Write out the full set of records exactly. Any pictures in them do not belong in the copy.

————————

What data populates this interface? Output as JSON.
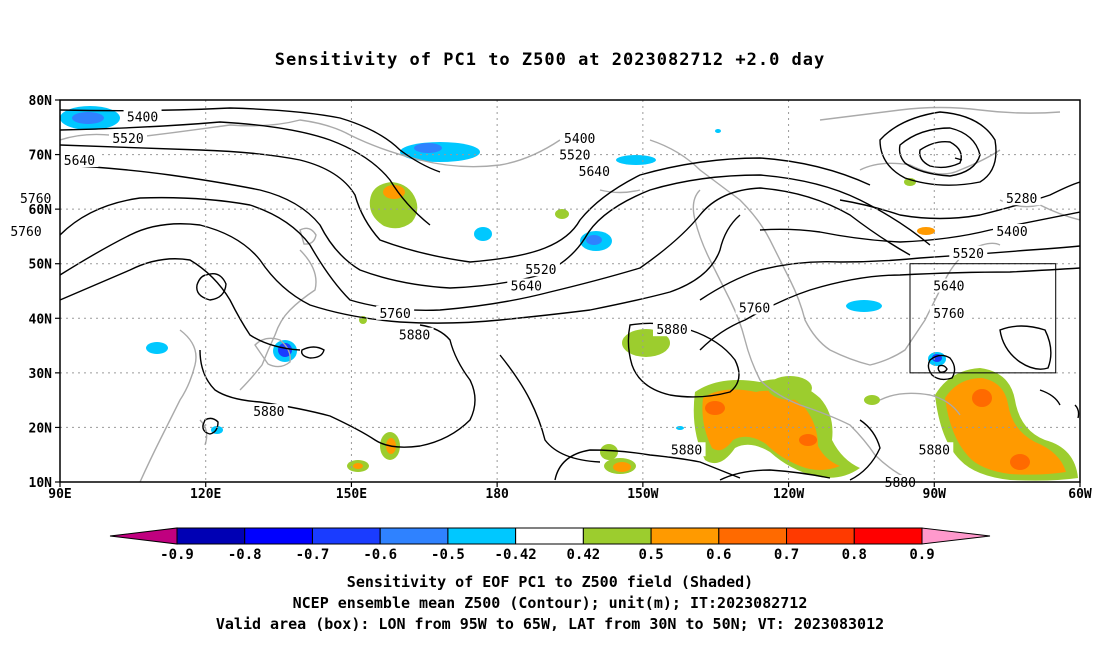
{
  "title": "Sensitivity of PC1 to Z500 at 2023082712 +2.0 day",
  "map": {
    "lat_labels": [
      "80N",
      "70N",
      "60N",
      "50N",
      "40N",
      "30N",
      "20N",
      "10N"
    ],
    "lon_labels": [
      "90E",
      "120E",
      "150E",
      "180",
      "150W",
      "120W",
      "90W",
      "60W"
    ],
    "contour_labels": [
      {
        "text": "5400",
        "lon": 107,
        "lat": 77
      },
      {
        "text": "5520",
        "lon": 104,
        "lat": 73
      },
      {
        "text": "5640",
        "lon": 94,
        "lat": 69
      },
      {
        "text": "5760",
        "lon": 85,
        "lat": 62
      },
      {
        "text": "5760",
        "lon": 83,
        "lat": 56
      },
      {
        "text": "5400",
        "lon": -163,
        "lat": 73
      },
      {
        "text": "5520",
        "lon": -164,
        "lat": 70
      },
      {
        "text": "5640",
        "lon": -160,
        "lat": 67
      },
      {
        "text": "5280",
        "lon": -72,
        "lat": 62
      },
      {
        "text": "5400",
        "lon": -74,
        "lat": 56
      },
      {
        "text": "5520",
        "lon": -83,
        "lat": 52
      },
      {
        "text": "5520",
        "lon": 189,
        "lat": 49
      },
      {
        "text": "5640",
        "lon": 186,
        "lat": 46
      },
      {
        "text": "5760",
        "lon": 159,
        "lat": 41
      },
      {
        "text": "5880",
        "lon": 163,
        "lat": 37
      },
      {
        "text": "5880",
        "lon": 133,
        "lat": 23
      },
      {
        "text": "5880",
        "lon": -144,
        "lat": 38
      },
      {
        "text": "5760",
        "lon": -127,
        "lat": 42
      },
      {
        "text": "5640",
        "lon": -87,
        "lat": 46
      },
      {
        "text": "5760",
        "lon": -87,
        "lat": 41
      },
      {
        "text": "5880",
        "lon": -141,
        "lat": 16
      },
      {
        "text": "5880",
        "lon": -97,
        "lat": 10
      },
      {
        "text": "5880",
        "lon": -90,
        "lat": 16
      }
    ],
    "valid_box": {
      "lon_min": -95,
      "lon_max": -65,
      "lat_min": 30,
      "lat_max": 50
    }
  },
  "colorbar": {
    "labels": [
      "-0.9",
      "-0.8",
      "-0.7",
      "-0.6",
      "-0.5",
      "-0.42",
      "0.42",
      "0.5",
      "0.6",
      "0.7",
      "0.8",
      "0.9"
    ],
    "low_extend": "#c0007f",
    "high_extend": "#ff99cc",
    "colors": [
      "#0000b4",
      "#0000ff",
      "#1a3cff",
      "#2f82ff",
      "#00c8ff",
      "#ffffff",
      "#9ccd2e",
      "#ff9a00",
      "#ff6a00",
      "#ff3a00",
      "#ff0000"
    ]
  },
  "captions": {
    "line1": "Sensitivity of EOF PC1 to Z500 field (Shaded)",
    "line2": "NCEP ensemble mean Z500 (Contour); unit(m); IT:2023082712",
    "line3": "Valid area (box): LON from 95W to 65W, LAT from 30N to 50N; VT: 2023083012"
  }
}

————————

**Task output:**
What data populates this interface? Output as JSON.
{
  "title": "Sensitivity of PC1 to Z500 at 2023082712 +2.0 day",
  "map": {
    "lat_labels": [
      "80N",
      "70N",
      "60N",
      "50N",
      "40N",
      "30N",
      "20N",
      "10N"
    ],
    "lon_labels": [
      "90E",
      "120E",
      "150E",
      "180",
      "150W",
      "120W",
      "90W",
      "60W"
    ],
    "contour_labels": [
      {
        "text": "5400",
        "lon": 107,
        "lat": 77
      },
      {
        "text": "5520",
        "lon": 104,
        "lat": 73
      },
      {
        "text": "5640",
        "lon": 94,
        "lat": 69
      },
      {
        "text": "5760",
        "lon": 85,
        "lat": 62
      },
      {
        "text": "5760",
        "lon": 83,
        "lat": 56
      },
      {
        "text": "5400",
        "lon": -163,
        "lat": 73
      },
      {
        "text": "5520",
        "lon": -164,
        "lat": 70
      },
      {
        "text": "5640",
        "lon": -160,
        "lat": 67
      },
      {
        "text": "5280",
        "lon": -72,
        "lat": 62
      },
      {
        "text": "5400",
        "lon": -74,
        "lat": 56
      },
      {
        "text": "5520",
        "lon": -83,
        "lat": 52
      },
      {
        "text": "5520",
        "lon": 189,
        "lat": 49
      },
      {
        "text": "5640",
        "lon": 186,
        "lat": 46
      },
      {
        "text": "5760",
        "lon": 159,
        "lat": 41
      },
      {
        "text": "5880",
        "lon": 163,
        "lat": 37
      },
      {
        "text": "5880",
        "lon": 133,
        "lat": 23
      },
      {
        "text": "5880",
        "lon": -144,
        "lat": 38
      },
      {
        "text": "5760",
        "lon": -127,
        "lat": 42
      },
      {
        "text": "5640",
        "lon": -87,
        "lat": 46
      },
      {
        "text": "5760",
        "lon": -87,
        "lat": 41
      },
      {
        "text": "5880",
        "lon": -141,
        "lat": 16
      },
      {
        "text": "5880",
        "lon": -97,
        "lat": 10
      },
      {
        "text": "5880",
        "lon": -90,
        "lat": 16
      }
    ],
    "valid_box": {
      "lon_min": -95,
      "lon_max": -65,
      "lat_min": 30,
      "lat_max": 50
    }
  },
  "colorbar": {
    "labels": [
      "-0.9",
      "-0.8",
      "-0.7",
      "-0.6",
      "-0.5",
      "-0.42",
      "0.42",
      "0.5",
      "0.6",
      "0.7",
      "0.8",
      "0.9"
    ],
    "low_extend": "#c0007f",
    "high_extend": "#ff99cc",
    "colors": [
      "#0000b4",
      "#0000ff",
      "#1a3cff",
      "#2f82ff",
      "#00c8ff",
      "#ffffff",
      "#9ccd2e",
      "#ff9a00",
      "#ff6a00",
      "#ff3a00",
      "#ff0000"
    ]
  },
  "captions": {
    "line1": "Sensitivity of EOF PC1 to Z500 field (Shaded)",
    "line2": "NCEP ensemble mean Z500 (Contour); unit(m); IT:2023082712",
    "line3": "Valid area (box): LON from 95W to 65W, LAT from 30N to 50N; VT: 2023083012"
  }
}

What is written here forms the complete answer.